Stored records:
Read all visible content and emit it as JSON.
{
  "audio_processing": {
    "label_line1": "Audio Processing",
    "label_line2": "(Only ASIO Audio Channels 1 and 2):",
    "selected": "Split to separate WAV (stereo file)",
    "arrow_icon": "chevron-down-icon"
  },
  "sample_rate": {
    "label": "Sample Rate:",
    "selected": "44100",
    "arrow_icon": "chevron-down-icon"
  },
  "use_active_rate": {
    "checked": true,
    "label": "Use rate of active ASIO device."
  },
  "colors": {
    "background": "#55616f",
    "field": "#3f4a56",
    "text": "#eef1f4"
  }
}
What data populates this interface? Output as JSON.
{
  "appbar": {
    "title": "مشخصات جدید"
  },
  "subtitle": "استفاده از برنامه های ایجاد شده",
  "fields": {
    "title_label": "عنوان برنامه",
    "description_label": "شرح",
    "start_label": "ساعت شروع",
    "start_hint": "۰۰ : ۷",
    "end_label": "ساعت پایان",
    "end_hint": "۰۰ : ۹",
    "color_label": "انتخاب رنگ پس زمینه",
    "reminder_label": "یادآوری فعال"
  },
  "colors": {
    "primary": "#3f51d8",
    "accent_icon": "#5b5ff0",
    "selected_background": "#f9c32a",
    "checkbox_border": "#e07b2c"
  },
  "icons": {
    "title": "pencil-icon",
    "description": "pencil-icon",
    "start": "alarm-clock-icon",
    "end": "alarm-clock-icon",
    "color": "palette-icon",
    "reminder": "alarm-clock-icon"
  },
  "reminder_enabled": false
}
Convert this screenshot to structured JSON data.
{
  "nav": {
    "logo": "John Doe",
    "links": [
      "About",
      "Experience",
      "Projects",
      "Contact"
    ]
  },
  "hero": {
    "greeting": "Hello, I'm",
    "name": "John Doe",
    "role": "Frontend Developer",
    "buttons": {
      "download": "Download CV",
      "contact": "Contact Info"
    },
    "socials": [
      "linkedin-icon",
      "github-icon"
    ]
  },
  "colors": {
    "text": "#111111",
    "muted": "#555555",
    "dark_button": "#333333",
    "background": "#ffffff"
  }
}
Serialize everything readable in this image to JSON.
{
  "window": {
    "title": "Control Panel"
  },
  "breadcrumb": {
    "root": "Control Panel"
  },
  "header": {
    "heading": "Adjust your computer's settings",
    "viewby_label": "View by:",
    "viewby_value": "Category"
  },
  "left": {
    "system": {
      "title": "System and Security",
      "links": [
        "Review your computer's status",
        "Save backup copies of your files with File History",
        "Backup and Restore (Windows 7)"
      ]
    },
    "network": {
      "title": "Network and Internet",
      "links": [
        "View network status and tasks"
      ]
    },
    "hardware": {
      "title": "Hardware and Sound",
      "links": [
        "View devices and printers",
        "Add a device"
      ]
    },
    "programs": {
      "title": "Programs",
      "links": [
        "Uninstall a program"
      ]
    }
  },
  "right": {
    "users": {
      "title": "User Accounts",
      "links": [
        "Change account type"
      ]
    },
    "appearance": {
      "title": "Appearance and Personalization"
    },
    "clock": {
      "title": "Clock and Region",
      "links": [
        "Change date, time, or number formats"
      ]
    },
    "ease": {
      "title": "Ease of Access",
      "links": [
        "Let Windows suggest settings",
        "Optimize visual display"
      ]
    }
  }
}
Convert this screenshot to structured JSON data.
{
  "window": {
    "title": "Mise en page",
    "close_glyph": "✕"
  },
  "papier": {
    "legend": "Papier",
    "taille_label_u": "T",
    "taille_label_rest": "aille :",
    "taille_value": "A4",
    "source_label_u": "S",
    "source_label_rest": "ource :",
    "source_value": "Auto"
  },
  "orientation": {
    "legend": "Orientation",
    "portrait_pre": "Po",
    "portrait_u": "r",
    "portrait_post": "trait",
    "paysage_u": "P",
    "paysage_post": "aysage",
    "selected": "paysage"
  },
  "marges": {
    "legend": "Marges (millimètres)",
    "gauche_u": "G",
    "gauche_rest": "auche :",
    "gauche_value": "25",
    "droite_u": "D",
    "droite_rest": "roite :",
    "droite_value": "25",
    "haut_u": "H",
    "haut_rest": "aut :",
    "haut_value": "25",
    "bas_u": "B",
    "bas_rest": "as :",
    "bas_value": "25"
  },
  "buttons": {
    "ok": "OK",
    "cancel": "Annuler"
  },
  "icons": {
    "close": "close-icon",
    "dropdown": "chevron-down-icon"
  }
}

WHAT YOU NEED TO DO: Your task is to output the full set of records exactly as presented.

OUTPUT OF THE TASK:
Read all visible content and emit it as JSON.
{
  "audio_processing": {
    "label_line1": "Audio Processing",
    "label_line2": "(Only ASIO Audio Channels 1 and 2):",
    "selected": "Split to separate WAV (stereo file)",
    "arrow_icon": "chevron-down-icon"
  },
  "sample_rate": {
    "label": "Sample Rate:",
    "selected": "44100",
    "arrow_icon": "chevron-down-icon"
  },
  "use_active_rate": {
    "checked": true,
    "label": "Use rate of active ASIO device."
  },
  "colors": {
    "background": "#55616f",
    "field": "#3f4a56",
    "text": "#eef1f4"
  }
}
What data populates this interface? Output as JSON.
{
  "appbar": {
    "title": "مشخصات جدید"
  },
  "subtitle": "استفاده از برنامه های ایجاد شده",
  "fields": {
    "title_label": "عنوان برنامه",
    "description_label": "شرح",
    "start_label": "ساعت شروع",
    "start_hint": "۰۰ : ۷",
    "end_label": "ساعت پایان",
    "end_hint": "۰۰ : ۹",
    "color_label": "انتخاب رنگ پس زمینه",
    "reminder_label": "یادآوری فعال"
  },
  "colors": {
    "primary": "#3f51d8",
    "accent_icon": "#5b5ff0",
    "selected_background": "#f9c32a",
    "checkbox_border": "#e07b2c"
  },
  "icons": {
    "title": "pencil-icon",
    "description": "pencil-icon",
    "start": "alarm-clock-icon",
    "end": "alarm-clock-icon",
    "color": "palette-icon",
    "reminder": "alarm-clock-icon"
  },
  "reminder_enabled": false
}
Convert this screenshot to structured JSON data.
{
  "nav": {
    "logo": "John Doe",
    "links": [
      "About",
      "Experience",
      "Projects",
      "Contact"
    ]
  },
  "hero": {
    "greeting": "Hello, I'm",
    "name": "John Doe",
    "role": "Frontend Developer",
    "buttons": {
      "download": "Download CV",
      "contact": "Contact Info"
    },
    "socials": [
      "linkedin-icon",
      "github-icon"
    ]
  },
  "colors": {
    "text": "#111111",
    "muted": "#555555",
    "dark_button": "#333333",
    "background": "#ffffff"
  }
}
Serialize everything readable in this image to JSON.
{
  "window": {
    "title": "Control Panel"
  },
  "breadcrumb": {
    "root": "Control Panel"
  },
  "header": {
    "heading": "Adjust your computer's settings",
    "viewby_label": "View by:",
    "viewby_value": "Category"
  },
  "left": {
    "system": {
      "title": "System and Security",
      "links": [
        "Review your computer's status",
        "Save backup copies of your files with File History",
        "Backup and Restore (Windows 7)"
      ]
    },
    "network": {
      "title": "Network and Internet",
      "links": [
        "View network status and tasks"
      ]
    },
    "hardware": {
      "title": "Hardware and Sound",
      "links": [
        "View devices and printers",
        "Add a device"
      ]
    },
    "programs": {
      "title": "Programs",
      "links": [
        "Uninstall a program"
      ]
    }
  },
  "right": {
    "users": {
      "title": "User Accounts",
      "links": [
        "Change account type"
      ]
    },
    "appearance": {
      "title": "Appearance and Personalization"
    },
    "clock": {
      "title": "Clock and Region",
      "links": [
        "Change date, time, or number formats"
      ]
    },
    "ease": {
      "title": "Ease of Access",
      "links": [
        "Let Windows suggest settings",
        "Optimize visual display"
      ]
    }
  }
}
Convert this screenshot to structured JSON data.
{
  "window": {
    "title": "Mise en page",
    "close_glyph": "✕"
  },
  "papier": {
    "legend": "Papier",
    "taille_label_u": "T",
    "taille_label_rest": "aille :",
    "taille_value": "A4",
    "source_label_u": "S",
    "source_label_rest": "ource :",
    "source_value": "Auto"
  },
  "orientation": {
    "legend": "Orientation",
    "portrait_pre": "Po",
    "portrait_u": "r",
    "portrait_post": "trait",
    "paysage_u": "P",
    "paysage_post": "aysage",
    "selected": "paysage"
  },
  "marges": {
    "legend": "Marges (millimètres)",
    "gauche_u": "G",
    "gauche_rest": "auche :",
    "gauche_value": "25",
    "droite_u": "D",
    "droite_rest": "roite :",
    "droite_value": "25",
    "haut_u": "H",
    "haut_rest": "aut :",
    "haut_value": "25",
    "bas_u": "B",
    "bas_rest": "as :",
    "bas_value": "25"
  },
  "buttons": {
    "ok": "OK",
    "cancel": "Annuler"
  },
  "icons": {
    "close": "close-icon",
    "dropdown": "chevron-down-icon"
  }
}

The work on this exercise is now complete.